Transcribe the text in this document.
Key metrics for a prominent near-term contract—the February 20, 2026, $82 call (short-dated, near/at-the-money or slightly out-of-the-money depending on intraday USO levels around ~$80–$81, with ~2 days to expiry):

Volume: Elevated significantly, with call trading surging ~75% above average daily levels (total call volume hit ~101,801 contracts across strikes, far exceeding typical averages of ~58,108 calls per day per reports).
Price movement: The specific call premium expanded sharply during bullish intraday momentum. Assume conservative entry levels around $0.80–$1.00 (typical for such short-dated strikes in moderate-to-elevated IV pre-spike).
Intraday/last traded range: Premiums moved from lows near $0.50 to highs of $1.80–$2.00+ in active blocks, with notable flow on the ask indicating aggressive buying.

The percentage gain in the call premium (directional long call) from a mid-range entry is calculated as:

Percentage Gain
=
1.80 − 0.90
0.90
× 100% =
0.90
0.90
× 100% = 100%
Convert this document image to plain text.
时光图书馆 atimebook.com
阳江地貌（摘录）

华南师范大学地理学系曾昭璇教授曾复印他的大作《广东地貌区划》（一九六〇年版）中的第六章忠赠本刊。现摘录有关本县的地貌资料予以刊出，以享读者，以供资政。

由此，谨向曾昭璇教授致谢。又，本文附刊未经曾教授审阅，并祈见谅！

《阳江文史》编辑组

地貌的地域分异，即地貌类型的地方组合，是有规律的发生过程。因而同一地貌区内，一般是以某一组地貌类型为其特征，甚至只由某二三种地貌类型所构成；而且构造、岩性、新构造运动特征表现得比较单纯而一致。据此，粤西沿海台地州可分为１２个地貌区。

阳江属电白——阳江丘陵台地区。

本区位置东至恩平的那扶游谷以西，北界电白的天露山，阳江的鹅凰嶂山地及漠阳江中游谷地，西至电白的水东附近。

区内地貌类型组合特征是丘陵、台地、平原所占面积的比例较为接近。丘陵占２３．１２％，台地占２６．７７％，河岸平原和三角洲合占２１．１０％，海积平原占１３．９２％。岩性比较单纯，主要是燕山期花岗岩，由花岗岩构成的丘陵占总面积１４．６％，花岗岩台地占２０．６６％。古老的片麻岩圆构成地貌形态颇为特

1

::::::::::

Task directions:
Please output every record, keeping each line exact.

Written response:
Transcribe the text in this document.
Key metrics for a prominent near-term contract—the February 20, 2026, $82 call (short-dated, near/at-the-money or slightly out-of-the-money depending on intraday USO levels around ~$80–$81, with ~2 days to expiry):

Volume: Elevated significantly, with call trading surging ~75% above average daily levels (total call volume hit ~101,801 contracts across strikes, far exceeding typical averages of ~58,108 calls per day per reports).
Price movement: The specific call premium expanded sharply during bullish intraday momentum. Assume conservative entry levels around $0.80–$1.00 (typical for such short-dated strikes in moderate-to-elevated IV pre-spike).
Intraday/last traded range: Premiums moved from lows near $0.50 to highs of $1.80–$2.00+ in active blocks, with notable flow on the ask indicating aggressive buying.

The percentage gain in the call premium (directional long call) from a mid-range entry is calculated as:

Percentage Gain
=
1.80 − 0.90
0.90
× 100% =
0.90
0.90
× 100% = 100%
Convert this document image to plain text.
时光图书馆 atimebook.com
阳江地貌（摘录）

华南师范大学地理学系曾昭璇教授曾复印他的大作《广东地貌区划》（一九六〇年版）中的第六章忠赠本刊。现摘录有关本县的地貌资料予以刊出，以享读者，以供资政。

由此，谨向曾昭璇教授致谢。又，本文附刊未经曾教授审阅，并祈见谅！

《阳江文史》编辑组

地貌的地域分异，即地貌类型的地方组合，是有规律的发生过程。因而同一地貌区内，一般是以某一组地貌类型为其特征，甚至只由某二三种地貌类型所构成；而且构造、岩性、新构造运动特征表现得比较单纯而一致。据此，粤西沿海台地州可分为１２个地貌区。

阳江属电白——阳江丘陵台地区。

本区位置东至恩平的那扶游谷以西，北界电白的天露山，阳江的鹅凰嶂山地及漠阳江中游谷地，西至电白的水东附近。

区内地貌类型组合特征是丘陵、台地、平原所占面积的比例较为接近。丘陵占２３．１２％，台地占２６．７７％，河岸平原和三角洲合占２１．１０％，海积平原占１３．９２％。岩性比较单纯，主要是燕山期花岗岩，由花岗岩构成的丘陵占总面积１４．６％，花岗岩台地占２０．６６％。古老的片麻岩圆构成地貌形态颇为特

1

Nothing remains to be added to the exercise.